(Source records)
::::::::::
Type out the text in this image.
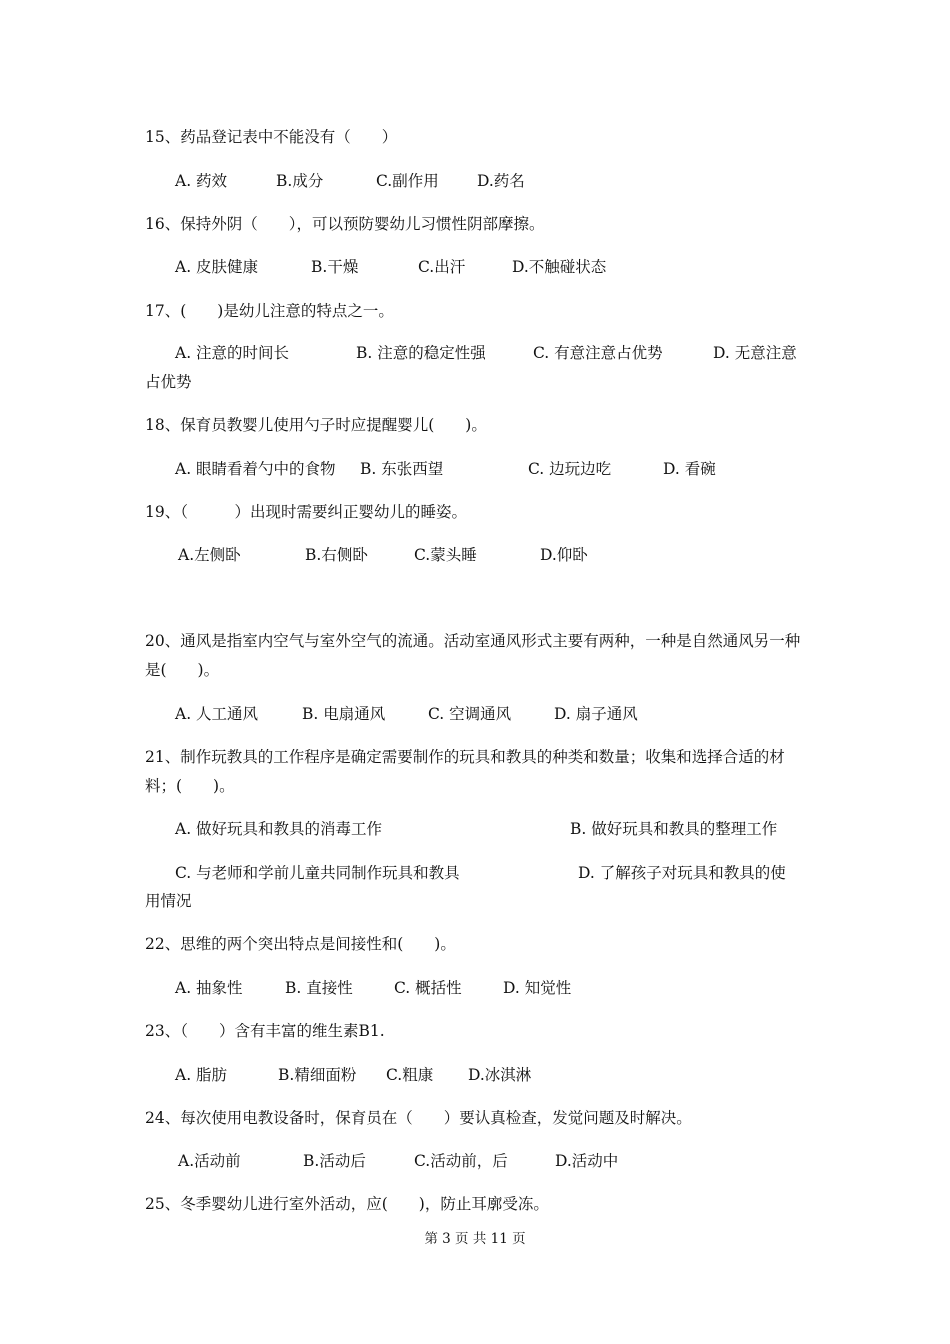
15、药品登记表中不能没有（　　）
A. 药效	B.成分	C.副作用 D.药名
16、保持外阴（　　），可以预防婴幼儿习惯性阴部摩擦。
A. 皮肤健康	B.干燥	C.出汗	D.不触碰状态
17、(　　)是幼儿注意的特点之一。
A. 注意的时间长	B. 注意的稳定性强	C. 有意注意占优势	D. 无意注意
占优势
18、保育员教婴儿使用勺子时应提醒婴儿(　　)。
A. 眼睛看着勺中的食物 B. 东张西望	C. 边玩边吃	D. 看碗
19、（　　　）出现时需要纠正婴幼儿的睡姿。
A.左侧卧	B.右侧卧	C.蒙头睡	D.仰卧
20、通风是指室内空气与室外空气的流通。活动室通风形式主要有两种，一种是自然通风另一种是(　　)。
A. 人工通风	B. 电扇通风	C. 空调通风	D. 扇子通风
21、制作玩教具的工作程序是确定需要制作的玩具和教具的种类和数量；收集和选择合适的材料；(　　)。
A. 做好玩具和教具的消毒工作	B. 做好玩具和教具的整理工作
C. 与老师和学前儿童共同制作玩具和教具	D. 了解孩子对玩具和教具的使
用情况
22、思维的两个突出特点是间接性和(　　)。
A. 抽象性	B. 直接性	C. 概括性	D. 知觉性
23、（　　）含有丰富的维生素B1.
A. 脂肪	B.精细面粉 C.粗康 D.冰淇淋
24、每次使用电教设备时，保育员在（　　）要认真检查，发觉问题及时解决。
A.活动前	B.活动后	C.活动前，后	D.活动中
25、冬季婴幼儿进行室外活动，应(　　)，防止耳廓受冻。
第 3 页 共 11 页
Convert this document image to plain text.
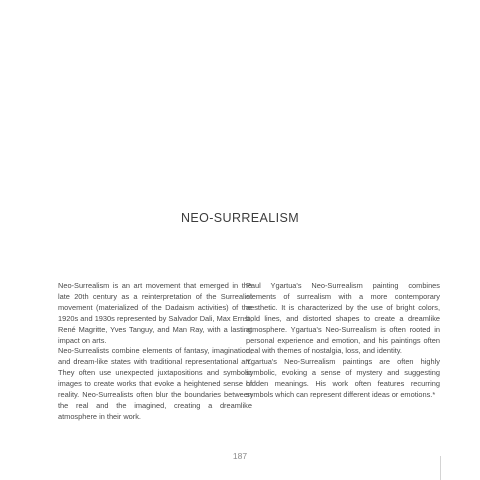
NEO-SURREALISM

Neo-Surrealism is an art movement that emerged in the late 20th century as a reinterpretation of the Surrealist movement (materialized of the Dadaism activities) of the 1920s and 1930s represented by Salvador Dali, Max Ernst, René Magritte, Yves Tanguy, and Man Ray, with a lasting impact on arts.

Neo-Surrealists combine elements of fantasy, imagination, and dream-like states with traditional representational art. They often use unexpected juxtapositions and symbolic images to create works that evoke a heightened sense of reality. Neo-Surrealists often blur the boundaries between the real and the imagined, creating a dreamlike atmosphere in their work.

Paul Ygartua's Neo-Surrealism painting combines elements of surrealism with a more contemporary aesthetic. It is characterized by the use of bright colors, bold lines, and distorted shapes to create a dreamlike atmosphere. Ygartua's Neo-Surrealism is often rooted in personal experience and emotion, and his paintings often deal with themes of nostalgia, loss, and identity.

Ygartua's Neo-Surrealism paintings are often highly symbolic, evoking a sense of mystery and suggesting hidden meanings. His work often features recurring symbols which can represent different ideas or emotions.*

187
::::::::::
- AIM -
List all lines where "dreamlike" occurs.

- WRITTEN RESPONSE -
Neo-Surrealists combine elements of fantasy, imagination, and dream-like states with traditional representational art. They often use unexpected juxtapositions and symbolic images to create works that evoke a heightened sense of reality. Neo-Surrealists often blur the boundaries between the real and the imagined, creating a dreamlike atmosphere in their work.
Paul Ygartua's Neo-Surrealism painting combines elements of surrealism with a more contemporary aesthetic. It is characterized by the use of bright colors, bold lines, and distorted shapes to create a dreamlike atmosphere. Ygartua's Neo-Surrealism is often rooted in personal experience and emotion, and his paintings often deal with themes of nostalgia, loss, and identity.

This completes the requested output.